Dokumenttext
◇ ◇ ◇ ◇
Es hat mal wieder etwas länger gedauert…

Dafür aber hat sich der Jahresbericht zu einem respektablen Wälzer entwickelt. 155 Seiten stark – in Farbe. Unser Colorlaser druckte 2 Tage nonstop und schluckte so einiges an Papier und Farbe. Tania brachte dann die fertig gebundenen Exemplare per Linienflug nach München.
Es wurden also keine Mühen und Kosten gescheut – ich hoffe ihr habt bei der Lektüre viel Freude.
Einigen Exemplaren haben wir eine CDRom mit der PDF-Version des Jahrbuchs beigelegt und die Bildschirm-Fassung in den internen Bereich der Puell-Site geladen. Dies könnte ein Weg sein, die immensen Kosten in den nächsten Jahren etwas einzudämmen (nicht jeder liest noch auf Papier, aber gerade der Druck ist teuer)…
Auch die über 20-seitigen Fotoberichte der Brüder könnten sich zu einem guten Teil in der Online-Galerie auf puell.de abkürzen lassen.
Trotzdem ist der Jahresbericht nicht nur quantitativ, sondern auch qualitativ beachtlich. Ich hoffe wir können diese Tradition der Jahrbücher noch lange fortsetzen.
◇ ◇ ◇ ◇
Bereitgestellte Daten

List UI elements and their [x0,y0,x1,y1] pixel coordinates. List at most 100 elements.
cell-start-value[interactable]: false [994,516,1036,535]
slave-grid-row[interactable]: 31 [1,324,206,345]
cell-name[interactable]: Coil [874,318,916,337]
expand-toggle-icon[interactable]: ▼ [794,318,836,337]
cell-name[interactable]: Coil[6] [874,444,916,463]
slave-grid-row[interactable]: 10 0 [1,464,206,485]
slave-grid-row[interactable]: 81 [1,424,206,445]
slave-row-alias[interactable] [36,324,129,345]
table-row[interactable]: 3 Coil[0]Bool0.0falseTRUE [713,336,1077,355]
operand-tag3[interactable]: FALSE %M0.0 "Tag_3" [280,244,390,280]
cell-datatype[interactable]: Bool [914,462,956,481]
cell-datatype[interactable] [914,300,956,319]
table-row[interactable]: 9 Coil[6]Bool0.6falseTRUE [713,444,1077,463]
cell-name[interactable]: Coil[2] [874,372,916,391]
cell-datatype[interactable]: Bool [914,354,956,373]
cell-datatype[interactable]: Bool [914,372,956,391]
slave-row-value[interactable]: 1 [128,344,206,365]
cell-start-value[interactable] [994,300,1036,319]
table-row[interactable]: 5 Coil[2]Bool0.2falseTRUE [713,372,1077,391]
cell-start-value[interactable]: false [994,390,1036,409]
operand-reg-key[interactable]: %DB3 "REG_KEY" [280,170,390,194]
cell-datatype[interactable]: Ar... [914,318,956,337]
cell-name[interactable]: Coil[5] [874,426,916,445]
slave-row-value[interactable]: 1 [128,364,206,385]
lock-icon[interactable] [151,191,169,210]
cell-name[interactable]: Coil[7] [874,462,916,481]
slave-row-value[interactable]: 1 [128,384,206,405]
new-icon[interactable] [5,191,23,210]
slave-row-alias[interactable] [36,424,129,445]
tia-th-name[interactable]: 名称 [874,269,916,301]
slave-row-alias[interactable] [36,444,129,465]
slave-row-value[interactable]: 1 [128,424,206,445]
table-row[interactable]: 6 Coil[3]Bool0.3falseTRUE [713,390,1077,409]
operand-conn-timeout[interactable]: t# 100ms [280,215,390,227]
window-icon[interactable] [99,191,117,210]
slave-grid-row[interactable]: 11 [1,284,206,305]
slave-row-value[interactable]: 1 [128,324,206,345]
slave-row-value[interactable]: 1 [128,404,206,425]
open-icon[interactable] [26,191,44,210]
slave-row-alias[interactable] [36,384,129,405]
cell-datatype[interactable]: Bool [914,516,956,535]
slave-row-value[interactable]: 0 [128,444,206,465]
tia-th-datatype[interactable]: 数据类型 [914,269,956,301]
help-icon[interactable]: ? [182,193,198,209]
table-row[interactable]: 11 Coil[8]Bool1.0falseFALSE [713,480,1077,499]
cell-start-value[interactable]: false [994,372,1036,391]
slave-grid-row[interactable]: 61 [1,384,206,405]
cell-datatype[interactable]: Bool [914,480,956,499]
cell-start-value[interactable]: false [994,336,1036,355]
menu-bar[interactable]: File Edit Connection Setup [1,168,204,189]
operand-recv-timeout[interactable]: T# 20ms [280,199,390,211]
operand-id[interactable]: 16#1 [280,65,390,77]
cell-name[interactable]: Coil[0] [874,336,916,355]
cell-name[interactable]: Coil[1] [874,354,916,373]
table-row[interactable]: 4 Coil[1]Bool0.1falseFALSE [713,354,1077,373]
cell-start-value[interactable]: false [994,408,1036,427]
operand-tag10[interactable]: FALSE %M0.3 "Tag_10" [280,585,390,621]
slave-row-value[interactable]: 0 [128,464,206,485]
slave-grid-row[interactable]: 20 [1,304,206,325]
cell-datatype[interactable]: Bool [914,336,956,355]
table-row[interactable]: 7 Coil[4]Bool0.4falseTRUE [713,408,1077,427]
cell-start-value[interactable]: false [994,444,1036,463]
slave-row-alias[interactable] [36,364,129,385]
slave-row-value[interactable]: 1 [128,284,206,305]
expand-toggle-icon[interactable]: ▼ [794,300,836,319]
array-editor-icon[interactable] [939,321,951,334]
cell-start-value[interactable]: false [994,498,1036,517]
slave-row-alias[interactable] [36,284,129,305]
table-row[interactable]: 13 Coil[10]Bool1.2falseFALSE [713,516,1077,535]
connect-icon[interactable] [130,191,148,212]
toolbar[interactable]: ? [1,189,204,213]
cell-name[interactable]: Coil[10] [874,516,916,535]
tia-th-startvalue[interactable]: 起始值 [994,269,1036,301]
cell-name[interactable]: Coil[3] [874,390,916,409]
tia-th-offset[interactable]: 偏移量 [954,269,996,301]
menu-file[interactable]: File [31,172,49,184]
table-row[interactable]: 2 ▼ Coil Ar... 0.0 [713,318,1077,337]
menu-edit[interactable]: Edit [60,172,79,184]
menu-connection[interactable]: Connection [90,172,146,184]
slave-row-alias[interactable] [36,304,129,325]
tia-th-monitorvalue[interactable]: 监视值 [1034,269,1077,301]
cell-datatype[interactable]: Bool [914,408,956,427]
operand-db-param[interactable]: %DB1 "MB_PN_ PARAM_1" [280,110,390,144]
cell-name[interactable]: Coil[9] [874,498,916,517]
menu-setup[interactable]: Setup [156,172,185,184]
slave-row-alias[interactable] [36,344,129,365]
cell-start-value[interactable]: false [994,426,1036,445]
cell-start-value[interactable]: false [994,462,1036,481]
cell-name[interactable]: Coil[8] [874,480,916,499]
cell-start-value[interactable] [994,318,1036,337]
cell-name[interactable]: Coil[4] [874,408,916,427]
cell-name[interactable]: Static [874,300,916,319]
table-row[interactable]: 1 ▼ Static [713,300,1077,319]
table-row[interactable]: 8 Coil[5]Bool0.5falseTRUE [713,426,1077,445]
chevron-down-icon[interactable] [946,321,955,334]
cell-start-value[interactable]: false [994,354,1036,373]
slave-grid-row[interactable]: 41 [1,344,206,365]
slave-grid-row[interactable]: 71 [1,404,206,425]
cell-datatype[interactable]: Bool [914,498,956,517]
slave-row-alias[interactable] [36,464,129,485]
◇ ◇ ◇ ◇
Aufgabe
Entnimm den Text zum Jahresbericht vollständig und wortgetreu.

Antwort
Es hat mal wieder etwas länger gedauert…

Dafür aber hat sich der Jahresbericht zu einem respektablen Wälzer entwickelt. 155 Seiten stark – in Farbe. Unser Colorlaser druckte 2 Tage nonstop und schluckte so einiges an Papier und Farbe. Tania brachte dann die fertig gebundenen Exemplare per Linienflug nach München.
Es wurden also keine Mühen und Kosten gescheut – ich hoffe ihr habt bei der Lektüre viel Freude.
Einigen Exemplaren haben wir eine CDRom mit der PDF-Version des Jahrbuchs beigelegt und die Bildschirm-Fassung in den internen Bereich der Puell-Site geladen. Dies könnte ein Weg sein, die immensen Kosten in den nächsten Jahren etwas einzudämmen (nicht jeder liest noch auf Papier, aber gerade der Druck ist teuer)…
Auch die über 20-seitigen Fotoberichte der Brüder könnten sich zu einem guten Teil in der Online-Galerie auf puell.de abkürzen lassen.
Trotzdem ist der Jahresbericht nicht nur quantitativ, sondern auch qualitativ beachtlich. Ich hoffe wir können diese Tradition der Jahrbücher noch lange fortsetzen.